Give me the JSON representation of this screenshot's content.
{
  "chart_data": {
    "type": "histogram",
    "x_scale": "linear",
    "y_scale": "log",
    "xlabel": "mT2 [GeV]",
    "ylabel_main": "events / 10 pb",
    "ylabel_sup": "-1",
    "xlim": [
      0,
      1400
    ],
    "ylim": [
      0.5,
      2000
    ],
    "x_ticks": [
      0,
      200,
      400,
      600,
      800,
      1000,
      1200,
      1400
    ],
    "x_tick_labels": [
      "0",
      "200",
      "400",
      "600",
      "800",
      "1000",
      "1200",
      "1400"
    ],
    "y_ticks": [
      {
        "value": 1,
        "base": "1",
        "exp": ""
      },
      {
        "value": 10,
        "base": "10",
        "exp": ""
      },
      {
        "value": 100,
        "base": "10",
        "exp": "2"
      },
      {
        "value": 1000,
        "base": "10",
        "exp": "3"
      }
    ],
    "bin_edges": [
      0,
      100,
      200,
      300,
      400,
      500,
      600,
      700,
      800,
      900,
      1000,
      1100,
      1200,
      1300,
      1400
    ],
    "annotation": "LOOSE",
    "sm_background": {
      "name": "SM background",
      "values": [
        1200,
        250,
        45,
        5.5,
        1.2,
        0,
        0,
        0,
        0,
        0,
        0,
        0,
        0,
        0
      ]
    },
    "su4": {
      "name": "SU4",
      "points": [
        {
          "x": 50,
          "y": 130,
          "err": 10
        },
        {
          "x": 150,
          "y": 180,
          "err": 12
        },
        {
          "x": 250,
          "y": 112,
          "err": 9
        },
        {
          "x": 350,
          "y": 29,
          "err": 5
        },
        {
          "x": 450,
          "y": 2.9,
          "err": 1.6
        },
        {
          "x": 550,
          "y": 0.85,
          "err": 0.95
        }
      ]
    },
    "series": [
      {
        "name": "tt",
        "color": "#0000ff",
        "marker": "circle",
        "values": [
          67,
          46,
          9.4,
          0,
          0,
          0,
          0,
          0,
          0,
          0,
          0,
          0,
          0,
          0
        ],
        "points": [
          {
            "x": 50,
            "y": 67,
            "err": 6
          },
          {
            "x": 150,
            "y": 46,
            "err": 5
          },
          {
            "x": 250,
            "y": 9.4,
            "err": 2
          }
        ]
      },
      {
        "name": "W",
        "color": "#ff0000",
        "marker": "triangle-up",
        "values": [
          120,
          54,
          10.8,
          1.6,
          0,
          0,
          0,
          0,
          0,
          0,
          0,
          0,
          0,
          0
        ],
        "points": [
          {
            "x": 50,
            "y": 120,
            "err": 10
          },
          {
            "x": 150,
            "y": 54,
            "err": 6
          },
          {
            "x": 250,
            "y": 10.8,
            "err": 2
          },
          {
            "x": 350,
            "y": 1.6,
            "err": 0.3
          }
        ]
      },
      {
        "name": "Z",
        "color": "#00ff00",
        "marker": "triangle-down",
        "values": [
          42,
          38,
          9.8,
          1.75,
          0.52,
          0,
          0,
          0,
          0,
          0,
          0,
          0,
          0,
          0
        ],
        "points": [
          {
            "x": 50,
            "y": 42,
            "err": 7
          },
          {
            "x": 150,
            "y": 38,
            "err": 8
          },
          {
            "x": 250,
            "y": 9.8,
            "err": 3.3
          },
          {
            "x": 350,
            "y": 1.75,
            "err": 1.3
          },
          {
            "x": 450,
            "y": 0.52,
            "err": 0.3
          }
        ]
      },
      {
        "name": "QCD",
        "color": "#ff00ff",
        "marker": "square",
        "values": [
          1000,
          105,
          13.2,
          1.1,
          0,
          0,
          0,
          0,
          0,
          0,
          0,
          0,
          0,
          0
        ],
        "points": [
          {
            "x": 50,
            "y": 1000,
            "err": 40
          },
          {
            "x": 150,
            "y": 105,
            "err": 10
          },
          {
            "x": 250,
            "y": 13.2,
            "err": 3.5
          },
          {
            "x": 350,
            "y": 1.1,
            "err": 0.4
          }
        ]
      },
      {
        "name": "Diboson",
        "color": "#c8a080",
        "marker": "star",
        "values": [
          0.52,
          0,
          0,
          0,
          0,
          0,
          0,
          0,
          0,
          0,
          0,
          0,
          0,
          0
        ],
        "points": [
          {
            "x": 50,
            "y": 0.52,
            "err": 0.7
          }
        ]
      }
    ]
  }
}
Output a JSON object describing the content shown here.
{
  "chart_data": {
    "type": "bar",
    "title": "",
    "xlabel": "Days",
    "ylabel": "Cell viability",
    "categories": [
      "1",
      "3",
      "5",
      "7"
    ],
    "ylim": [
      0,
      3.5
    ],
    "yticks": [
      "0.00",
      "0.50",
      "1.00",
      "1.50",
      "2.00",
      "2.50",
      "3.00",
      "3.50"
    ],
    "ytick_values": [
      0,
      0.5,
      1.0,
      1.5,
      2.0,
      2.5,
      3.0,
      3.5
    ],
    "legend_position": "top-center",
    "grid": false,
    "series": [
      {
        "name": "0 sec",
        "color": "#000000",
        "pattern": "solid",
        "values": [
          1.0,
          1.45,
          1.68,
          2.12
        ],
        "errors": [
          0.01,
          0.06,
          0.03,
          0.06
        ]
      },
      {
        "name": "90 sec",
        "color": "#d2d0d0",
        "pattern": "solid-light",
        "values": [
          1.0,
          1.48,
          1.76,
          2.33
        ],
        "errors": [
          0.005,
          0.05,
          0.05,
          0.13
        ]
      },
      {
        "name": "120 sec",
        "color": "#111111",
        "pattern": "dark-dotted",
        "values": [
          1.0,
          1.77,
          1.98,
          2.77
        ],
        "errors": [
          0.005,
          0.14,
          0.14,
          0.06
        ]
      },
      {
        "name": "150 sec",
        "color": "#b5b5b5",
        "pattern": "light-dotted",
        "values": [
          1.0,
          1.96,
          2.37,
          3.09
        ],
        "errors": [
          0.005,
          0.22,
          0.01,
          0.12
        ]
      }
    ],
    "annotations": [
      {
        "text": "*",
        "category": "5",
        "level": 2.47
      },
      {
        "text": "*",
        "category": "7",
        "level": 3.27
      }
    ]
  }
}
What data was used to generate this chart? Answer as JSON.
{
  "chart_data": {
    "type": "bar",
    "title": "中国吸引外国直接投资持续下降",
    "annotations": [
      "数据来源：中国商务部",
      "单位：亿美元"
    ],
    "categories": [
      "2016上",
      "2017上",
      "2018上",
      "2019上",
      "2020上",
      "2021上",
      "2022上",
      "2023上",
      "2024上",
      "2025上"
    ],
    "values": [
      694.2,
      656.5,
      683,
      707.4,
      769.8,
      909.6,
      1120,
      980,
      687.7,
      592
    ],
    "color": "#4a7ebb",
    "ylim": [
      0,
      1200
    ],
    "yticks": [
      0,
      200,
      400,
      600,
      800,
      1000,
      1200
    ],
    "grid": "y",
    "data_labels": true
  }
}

# Goal of the exercise:
The whole listing above needs to be written out again exactly.

# Result of the exercise:
Give me the JSON representation of this screenshot's content.
{
  "chart_data": {
    "type": "histogram",
    "x_scale": "linear",
    "y_scale": "log",
    "xlabel": "mT2 [GeV]",
    "ylabel_main": "events / 10 pb",
    "ylabel_sup": "-1",
    "xlim": [
      0,
      1400
    ],
    "ylim": [
      0.5,
      2000
    ],
    "x_ticks": [
      0,
      200,
      400,
      600,
      800,
      1000,
      1200,
      1400
    ],
    "x_tick_labels": [
      "0",
      "200",
      "400",
      "600",
      "800",
      "1000",
      "1200",
      "1400"
    ],
    "y_ticks": [
      {
        "value": 1,
        "base": "1",
        "exp": ""
      },
      {
        "value": 10,
        "base": "10",
        "exp": ""
      },
      {
        "value": 100,
        "base": "10",
        "exp": "2"
      },
      {
        "value": 1000,
        "base": "10",
        "exp": "3"
      }
    ],
    "bin_edges": [
      0,
      100,
      200,
      300,
      400,
      500,
      600,
      700,
      800,
      900,
      1000,
      1100,
      1200,
      1300,
      1400
    ],
    "annotation": "LOOSE",
    "sm_background": {
      "name": "SM background",
      "values": [
        1200,
        250,
        45,
        5.5,
        1.2,
        0,
        0,
        0,
        0,
        0,
        0,
        0,
        0,
        0
      ]
    },
    "su4": {
      "name": "SU4",
      "points": [
        {
          "x": 50,
          "y": 130,
          "err": 10
        },
        {
          "x": 150,
          "y": 180,
          "err": 12
        },
        {
          "x": 250,
          "y": 112,
          "err": 9
        },
        {
          "x": 350,
          "y": 29,
          "err": 5
        },
        {
          "x": 450,
          "y": 2.9,
          "err": 1.6
        },
        {
          "x": 550,
          "y": 0.85,
          "err": 0.95
        }
      ]
    },
    "series": [
      {
        "name": "tt",
        "color": "#0000ff",
        "marker": "circle",
        "values": [
          67,
          46,
          9.4,
          0,
          0,
          0,
          0,
          0,
          0,
          0,
          0,
          0,
          0,
          0
        ],
        "points": [
          {
            "x": 50,
            "y": 67,
            "err": 6
          },
          {
            "x": 150,
            "y": 46,
            "err": 5
          },
          {
            "x": 250,
            "y": 9.4,
            "err": 2
          }
        ]
      },
      {
        "name": "W",
        "color": "#ff0000",
        "marker": "triangle-up",
        "values": [
          120,
          54,
          10.8,
          1.6,
          0,
          0,
          0,
          0,
          0,
          0,
          0,
          0,
          0,
          0
        ],
        "points": [
          {
            "x": 50,
            "y": 120,
            "err": 10
          },
          {
            "x": 150,
            "y": 54,
            "err": 6
          },
          {
            "x": 250,
            "y": 10.8,
            "err": 2
          },
          {
            "x": 350,
            "y": 1.6,
            "err": 0.3
          }
        ]
      },
      {
        "name": "Z",
        "color": "#00ff00",
        "marker": "triangle-down",
        "values": [
          42,
          38,
          9.8,
          1.75,
          0.52,
          0,
          0,
          0,
          0,
          0,
          0,
          0,
          0,
          0
        ],
        "points": [
          {
            "x": 50,
            "y": 42,
            "err": 7
          },
          {
            "x": 150,
            "y": 38,
            "err": 8
          },
          {
            "x": 250,
            "y": 9.8,
            "err": 3.3
          },
          {
            "x": 350,
            "y": 1.75,
            "err": 1.3
          },
          {
            "x": 450,
            "y": 0.52,
            "err": 0.3
          }
        ]
      },
      {
        "name": "QCD",
        "color": "#ff00ff",
        "marker": "square",
        "values": [
          1000,
          105,
          13.2,
          1.1,
          0,
          0,
          0,
          0,
          0,
          0,
          0,
          0,
          0,
          0
        ],
        "points": [
          {
            "x": 50,
            "y": 1000,
            "err": 40
          },
          {
            "x": 150,
            "y": 105,
            "err": 10
          },
          {
            "x": 250,
            "y": 13.2,
            "err": 3.5
          },
          {
            "x": 350,
            "y": 1.1,
            "err": 0.4
          }
        ]
      },
      {
        "name": "Diboson",
        "color": "#c8a080",
        "marker": "star",
        "values": [
          0.52,
          0,
          0,
          0,
          0,
          0,
          0,
          0,
          0,
          0,
          0,
          0,
          0,
          0
        ],
        "points": [
          {
            "x": 50,
            "y": 0.52,
            "err": 0.7
          }
        ]
      }
    ]
  }
}
Output a JSON object describing the content shown here.
{
  "chart_data": {
    "type": "bar",
    "title": "",
    "xlabel": "Days",
    "ylabel": "Cell viability",
    "categories": [
      "1",
      "3",
      "5",
      "7"
    ],
    "ylim": [
      0,
      3.5
    ],
    "yticks": [
      "0.00",
      "0.50",
      "1.00",
      "1.50",
      "2.00",
      "2.50",
      "3.00",
      "3.50"
    ],
    "ytick_values": [
      0,
      0.5,
      1.0,
      1.5,
      2.0,
      2.5,
      3.0,
      3.5
    ],
    "legend_position": "top-center",
    "grid": false,
    "series": [
      {
        "name": "0 sec",
        "color": "#000000",
        "pattern": "solid",
        "values": [
          1.0,
          1.45,
          1.68,
          2.12
        ],
        "errors": [
          0.01,
          0.06,
          0.03,
          0.06
        ]
      },
      {
        "name": "90 sec",
        "color": "#d2d0d0",
        "pattern": "solid-light",
        "values": [
          1.0,
          1.48,
          1.76,
          2.33
        ],
        "errors": [
          0.005,
          0.05,
          0.05,
          0.13
        ]
      },
      {
        "name": "120 sec",
        "color": "#111111",
        "pattern": "dark-dotted",
        "values": [
          1.0,
          1.77,
          1.98,
          2.77
        ],
        "errors": [
          0.005,
          0.14,
          0.14,
          0.06
        ]
      },
      {
        "name": "150 sec",
        "color": "#b5b5b5",
        "pattern": "light-dotted",
        "values": [
          1.0,
          1.96,
          2.37,
          3.09
        ],
        "errors": [
          0.005,
          0.22,
          0.01,
          0.12
        ]
      }
    ],
    "annotations": [
      {
        "text": "*",
        "category": "5",
        "level": 2.47
      },
      {
        "text": "*",
        "category": "7",
        "level": 3.27
      }
    ]
  }
}
What data was used to generate this chart? Answer as JSON.
{
  "chart_data": {
    "type": "bar",
    "title": "中国吸引外国直接投资持续下降",
    "annotations": [
      "数据来源：中国商务部",
      "单位：亿美元"
    ],
    "categories": [
      "2016上",
      "2017上",
      "2018上",
      "2019上",
      "2020上",
      "2021上",
      "2022上",
      "2023上",
      "2024上",
      "2025上"
    ],
    "values": [
      694.2,
      656.5,
      683,
      707.4,
      769.8,
      909.6,
      1120,
      980,
      687.7,
      592
    ],
    "color": "#4a7ebb",
    "ylim": [
      0,
      1200
    ],
    "yticks": [
      0,
      200,
      400,
      600,
      800,
      1000,
      1200
    ],
    "grid": "y",
    "data_labels": true
  }
}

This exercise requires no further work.